Records:
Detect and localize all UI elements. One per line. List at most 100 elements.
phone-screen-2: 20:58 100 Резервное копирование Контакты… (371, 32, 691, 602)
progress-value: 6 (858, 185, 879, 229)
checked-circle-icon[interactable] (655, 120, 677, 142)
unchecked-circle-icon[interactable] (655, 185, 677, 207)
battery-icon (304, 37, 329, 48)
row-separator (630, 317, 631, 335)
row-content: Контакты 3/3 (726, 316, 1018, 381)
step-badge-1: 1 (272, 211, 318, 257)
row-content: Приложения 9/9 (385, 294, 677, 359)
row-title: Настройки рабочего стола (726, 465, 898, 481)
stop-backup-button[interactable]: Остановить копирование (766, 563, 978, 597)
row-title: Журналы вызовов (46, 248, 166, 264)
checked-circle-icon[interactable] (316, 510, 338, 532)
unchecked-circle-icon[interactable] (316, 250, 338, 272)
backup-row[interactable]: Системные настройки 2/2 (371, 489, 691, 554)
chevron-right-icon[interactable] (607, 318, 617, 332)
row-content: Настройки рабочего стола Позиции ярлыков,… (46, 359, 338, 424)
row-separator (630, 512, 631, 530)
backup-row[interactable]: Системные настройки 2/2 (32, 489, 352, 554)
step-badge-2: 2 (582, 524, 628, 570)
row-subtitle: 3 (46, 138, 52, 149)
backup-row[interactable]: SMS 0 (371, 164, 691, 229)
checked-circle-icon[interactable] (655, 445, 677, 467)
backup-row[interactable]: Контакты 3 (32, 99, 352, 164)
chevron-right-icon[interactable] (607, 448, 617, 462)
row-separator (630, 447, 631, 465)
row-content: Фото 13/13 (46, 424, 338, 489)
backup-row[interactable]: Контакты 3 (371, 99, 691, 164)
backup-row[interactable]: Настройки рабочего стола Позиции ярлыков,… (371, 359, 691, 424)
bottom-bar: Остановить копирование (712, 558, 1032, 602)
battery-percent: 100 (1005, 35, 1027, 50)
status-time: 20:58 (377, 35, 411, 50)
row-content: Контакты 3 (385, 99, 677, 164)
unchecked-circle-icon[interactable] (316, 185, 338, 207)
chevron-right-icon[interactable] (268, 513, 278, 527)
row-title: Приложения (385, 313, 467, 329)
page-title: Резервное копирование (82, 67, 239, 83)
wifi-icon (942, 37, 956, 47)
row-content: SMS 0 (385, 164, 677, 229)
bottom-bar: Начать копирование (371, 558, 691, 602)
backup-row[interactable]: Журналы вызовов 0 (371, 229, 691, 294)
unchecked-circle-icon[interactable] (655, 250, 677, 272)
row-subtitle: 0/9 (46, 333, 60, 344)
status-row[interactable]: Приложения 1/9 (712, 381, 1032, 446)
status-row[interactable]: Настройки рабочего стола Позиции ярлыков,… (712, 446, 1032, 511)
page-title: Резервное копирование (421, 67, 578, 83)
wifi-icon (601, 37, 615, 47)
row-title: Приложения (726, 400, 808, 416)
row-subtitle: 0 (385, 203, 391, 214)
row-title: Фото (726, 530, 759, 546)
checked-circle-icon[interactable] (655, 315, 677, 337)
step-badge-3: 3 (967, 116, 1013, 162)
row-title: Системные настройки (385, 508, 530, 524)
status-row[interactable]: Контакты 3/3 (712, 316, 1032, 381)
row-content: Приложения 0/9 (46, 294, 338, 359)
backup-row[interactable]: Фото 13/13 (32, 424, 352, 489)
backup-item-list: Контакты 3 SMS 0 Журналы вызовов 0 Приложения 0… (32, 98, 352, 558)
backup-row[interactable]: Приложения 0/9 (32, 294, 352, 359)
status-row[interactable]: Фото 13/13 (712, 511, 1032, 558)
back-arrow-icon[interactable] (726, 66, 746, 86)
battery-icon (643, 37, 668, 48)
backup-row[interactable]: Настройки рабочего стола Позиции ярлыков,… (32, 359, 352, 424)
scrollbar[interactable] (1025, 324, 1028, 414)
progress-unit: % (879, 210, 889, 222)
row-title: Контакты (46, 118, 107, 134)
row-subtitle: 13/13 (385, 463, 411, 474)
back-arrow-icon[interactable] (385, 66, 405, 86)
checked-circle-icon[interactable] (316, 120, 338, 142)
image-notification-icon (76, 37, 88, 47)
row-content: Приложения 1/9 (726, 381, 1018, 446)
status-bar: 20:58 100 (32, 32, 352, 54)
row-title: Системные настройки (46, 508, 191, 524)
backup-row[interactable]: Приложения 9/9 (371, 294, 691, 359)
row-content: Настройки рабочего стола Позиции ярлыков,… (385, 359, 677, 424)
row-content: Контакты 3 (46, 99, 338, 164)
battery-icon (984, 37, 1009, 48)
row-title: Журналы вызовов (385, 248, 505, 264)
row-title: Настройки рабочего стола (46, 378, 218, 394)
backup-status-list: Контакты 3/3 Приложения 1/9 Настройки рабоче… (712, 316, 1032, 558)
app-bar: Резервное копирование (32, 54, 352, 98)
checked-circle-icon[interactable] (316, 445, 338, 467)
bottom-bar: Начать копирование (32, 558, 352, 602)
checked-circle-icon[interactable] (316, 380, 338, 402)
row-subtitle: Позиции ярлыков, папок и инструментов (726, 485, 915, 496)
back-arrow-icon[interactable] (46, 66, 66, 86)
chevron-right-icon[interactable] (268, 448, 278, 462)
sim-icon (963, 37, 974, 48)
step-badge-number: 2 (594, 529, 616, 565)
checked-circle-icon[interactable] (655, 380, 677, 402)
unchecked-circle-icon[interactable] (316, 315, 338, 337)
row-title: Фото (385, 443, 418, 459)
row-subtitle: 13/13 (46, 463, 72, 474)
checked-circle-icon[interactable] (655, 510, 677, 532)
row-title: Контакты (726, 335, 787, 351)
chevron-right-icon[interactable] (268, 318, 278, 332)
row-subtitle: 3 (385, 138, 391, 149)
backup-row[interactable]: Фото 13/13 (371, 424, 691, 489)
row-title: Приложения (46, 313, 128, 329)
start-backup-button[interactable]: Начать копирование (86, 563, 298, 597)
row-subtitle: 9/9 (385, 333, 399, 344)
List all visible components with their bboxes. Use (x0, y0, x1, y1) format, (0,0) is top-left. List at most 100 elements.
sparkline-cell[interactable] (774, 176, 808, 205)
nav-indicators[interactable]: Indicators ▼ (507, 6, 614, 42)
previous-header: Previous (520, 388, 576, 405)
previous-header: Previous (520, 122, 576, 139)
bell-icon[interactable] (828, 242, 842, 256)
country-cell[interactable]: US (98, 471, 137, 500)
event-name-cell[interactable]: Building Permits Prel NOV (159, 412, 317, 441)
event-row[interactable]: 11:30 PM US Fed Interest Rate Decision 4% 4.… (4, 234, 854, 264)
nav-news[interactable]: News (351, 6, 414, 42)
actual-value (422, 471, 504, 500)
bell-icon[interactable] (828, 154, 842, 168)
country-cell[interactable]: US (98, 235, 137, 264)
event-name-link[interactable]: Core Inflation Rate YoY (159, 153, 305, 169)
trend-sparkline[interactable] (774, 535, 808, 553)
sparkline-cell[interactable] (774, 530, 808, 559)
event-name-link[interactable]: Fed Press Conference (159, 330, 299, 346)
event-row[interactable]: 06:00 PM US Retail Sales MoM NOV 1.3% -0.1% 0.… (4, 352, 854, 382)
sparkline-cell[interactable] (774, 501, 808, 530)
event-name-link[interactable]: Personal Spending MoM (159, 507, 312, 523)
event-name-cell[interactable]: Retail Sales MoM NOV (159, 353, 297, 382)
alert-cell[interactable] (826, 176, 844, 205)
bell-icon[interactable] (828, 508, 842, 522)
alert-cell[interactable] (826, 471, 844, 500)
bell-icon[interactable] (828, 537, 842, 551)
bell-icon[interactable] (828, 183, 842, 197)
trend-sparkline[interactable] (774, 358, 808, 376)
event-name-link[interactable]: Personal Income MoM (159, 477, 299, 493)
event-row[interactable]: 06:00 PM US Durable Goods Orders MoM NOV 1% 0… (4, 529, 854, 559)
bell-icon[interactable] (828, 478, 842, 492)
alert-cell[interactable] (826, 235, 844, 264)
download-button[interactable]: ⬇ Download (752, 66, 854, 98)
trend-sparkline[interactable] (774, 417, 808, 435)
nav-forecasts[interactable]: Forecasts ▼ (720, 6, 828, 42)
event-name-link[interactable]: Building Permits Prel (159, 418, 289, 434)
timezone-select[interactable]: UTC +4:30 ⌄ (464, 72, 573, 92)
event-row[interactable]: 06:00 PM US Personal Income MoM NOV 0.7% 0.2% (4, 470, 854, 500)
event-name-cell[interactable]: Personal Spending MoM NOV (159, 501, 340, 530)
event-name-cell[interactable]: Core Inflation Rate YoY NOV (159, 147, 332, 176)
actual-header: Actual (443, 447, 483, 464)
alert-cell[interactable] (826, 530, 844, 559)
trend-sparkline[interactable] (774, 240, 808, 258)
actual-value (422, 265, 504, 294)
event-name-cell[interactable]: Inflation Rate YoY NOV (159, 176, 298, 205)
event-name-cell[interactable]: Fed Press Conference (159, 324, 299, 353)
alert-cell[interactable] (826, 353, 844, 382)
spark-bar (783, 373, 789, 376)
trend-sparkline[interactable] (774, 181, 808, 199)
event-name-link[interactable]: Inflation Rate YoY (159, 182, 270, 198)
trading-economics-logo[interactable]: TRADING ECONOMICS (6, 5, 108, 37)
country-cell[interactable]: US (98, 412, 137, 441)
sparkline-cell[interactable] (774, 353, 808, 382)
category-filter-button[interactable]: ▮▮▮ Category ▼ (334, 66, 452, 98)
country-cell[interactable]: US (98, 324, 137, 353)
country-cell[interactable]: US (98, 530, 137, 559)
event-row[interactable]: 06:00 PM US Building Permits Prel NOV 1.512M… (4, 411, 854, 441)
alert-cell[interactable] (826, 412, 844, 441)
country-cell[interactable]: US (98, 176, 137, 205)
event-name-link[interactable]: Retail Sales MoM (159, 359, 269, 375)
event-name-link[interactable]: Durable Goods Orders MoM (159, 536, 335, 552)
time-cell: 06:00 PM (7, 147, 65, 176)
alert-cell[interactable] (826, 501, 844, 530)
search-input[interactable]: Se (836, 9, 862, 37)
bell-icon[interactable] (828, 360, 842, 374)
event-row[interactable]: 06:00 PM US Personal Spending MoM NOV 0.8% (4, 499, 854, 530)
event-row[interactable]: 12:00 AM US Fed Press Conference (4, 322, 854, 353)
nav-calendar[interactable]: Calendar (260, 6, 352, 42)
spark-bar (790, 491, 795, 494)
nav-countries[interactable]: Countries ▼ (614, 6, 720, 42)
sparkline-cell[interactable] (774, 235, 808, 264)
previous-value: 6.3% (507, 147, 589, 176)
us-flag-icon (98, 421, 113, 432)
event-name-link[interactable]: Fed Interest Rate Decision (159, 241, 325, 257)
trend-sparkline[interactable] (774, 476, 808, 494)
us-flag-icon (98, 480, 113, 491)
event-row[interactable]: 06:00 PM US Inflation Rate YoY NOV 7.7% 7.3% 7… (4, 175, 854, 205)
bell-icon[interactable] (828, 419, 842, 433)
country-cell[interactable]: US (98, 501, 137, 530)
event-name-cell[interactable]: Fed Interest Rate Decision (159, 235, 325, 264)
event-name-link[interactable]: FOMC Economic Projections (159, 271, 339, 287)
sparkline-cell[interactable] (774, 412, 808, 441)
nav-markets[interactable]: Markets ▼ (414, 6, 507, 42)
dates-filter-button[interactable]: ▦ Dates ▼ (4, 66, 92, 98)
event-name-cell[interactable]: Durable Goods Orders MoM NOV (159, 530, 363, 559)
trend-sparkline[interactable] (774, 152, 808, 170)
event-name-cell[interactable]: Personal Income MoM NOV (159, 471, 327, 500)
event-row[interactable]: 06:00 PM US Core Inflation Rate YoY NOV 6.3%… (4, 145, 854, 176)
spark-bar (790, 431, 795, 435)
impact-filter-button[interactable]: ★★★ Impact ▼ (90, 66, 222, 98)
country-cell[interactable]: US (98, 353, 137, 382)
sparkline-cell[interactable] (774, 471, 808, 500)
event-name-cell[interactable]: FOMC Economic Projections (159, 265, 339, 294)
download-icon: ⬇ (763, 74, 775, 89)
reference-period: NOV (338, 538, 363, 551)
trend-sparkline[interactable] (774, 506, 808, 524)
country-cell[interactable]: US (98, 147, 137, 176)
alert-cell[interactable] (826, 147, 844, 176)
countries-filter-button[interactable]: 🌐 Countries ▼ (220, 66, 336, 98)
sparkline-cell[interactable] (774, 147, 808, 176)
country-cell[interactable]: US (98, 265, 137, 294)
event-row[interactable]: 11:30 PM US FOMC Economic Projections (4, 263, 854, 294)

What to do
Print the data from the start through the line containing "unchecked-circle-icon[interactable] (655, 250, 677, 272)", copying each line without changes.

Finished exercise
Detect and localize all UI elements. One per line. List at most 100 elements.
phone-screen-2: 20:58 100 Резервное копирование Контакты… (371, 32, 691, 602)
progress-value: 6 (858, 185, 879, 229)
checked-circle-icon[interactable] (655, 120, 677, 142)
unchecked-circle-icon[interactable] (655, 185, 677, 207)
battery-icon (304, 37, 329, 48)
row-separator (630, 317, 631, 335)
row-content: Контакты 3/3 (726, 316, 1018, 381)
step-badge-1: 1 (272, 211, 318, 257)
row-content: Приложения 9/9 (385, 294, 677, 359)
row-title: Настройки рабочего стола (726, 465, 898, 481)
stop-backup-button[interactable]: Остановить копирование (766, 563, 978, 597)
row-title: Журналы вызовов (46, 248, 166, 264)
checked-circle-icon[interactable] (316, 510, 338, 532)
unchecked-circle-icon[interactable] (316, 250, 338, 272)
backup-row[interactable]: Системные настройки 2/2 (371, 489, 691, 554)
chevron-right-icon[interactable] (607, 318, 617, 332)
row-content: Настройки рабочего стола Позиции ярлыков,… (46, 359, 338, 424)
row-separator (630, 512, 631, 530)
backup-row[interactable]: Системные настройки 2/2 (32, 489, 352, 554)
step-badge-2: 2 (582, 524, 628, 570)
row-subtitle: 3 (46, 138, 52, 149)
backup-row[interactable]: SMS 0 (371, 164, 691, 229)
checked-circle-icon[interactable] (655, 445, 677, 467)
backup-row[interactable]: Контакты 3 (32, 99, 352, 164)
chevron-right-icon[interactable] (607, 448, 617, 462)
row-separator (630, 447, 631, 465)
row-content: Фото 13/13 (46, 424, 338, 489)
backup-row[interactable]: Контакты 3 (371, 99, 691, 164)
backup-row[interactable]: Настройки рабочего стола Позиции ярлыков,… (371, 359, 691, 424)
bottom-bar: Остановить копирование (712, 558, 1032, 602)
battery-percent: 100 (1005, 35, 1027, 50)
status-time: 20:58 (377, 35, 411, 50)
row-content: Контакты 3 (385, 99, 677, 164)
unchecked-circle-icon[interactable] (316, 185, 338, 207)
chevron-right-icon[interactable] (268, 513, 278, 527)
row-title: Приложения (385, 313, 467, 329)
page-title: Резервное копирование (82, 67, 239, 83)
wifi-icon (942, 37, 956, 47)
row-content: SMS 0 (385, 164, 677, 229)
bottom-bar: Начать копирование (371, 558, 691, 602)
backup-row[interactable]: Журналы вызовов 0 (371, 229, 691, 294)
unchecked-circle-icon[interactable] (655, 250, 677, 272)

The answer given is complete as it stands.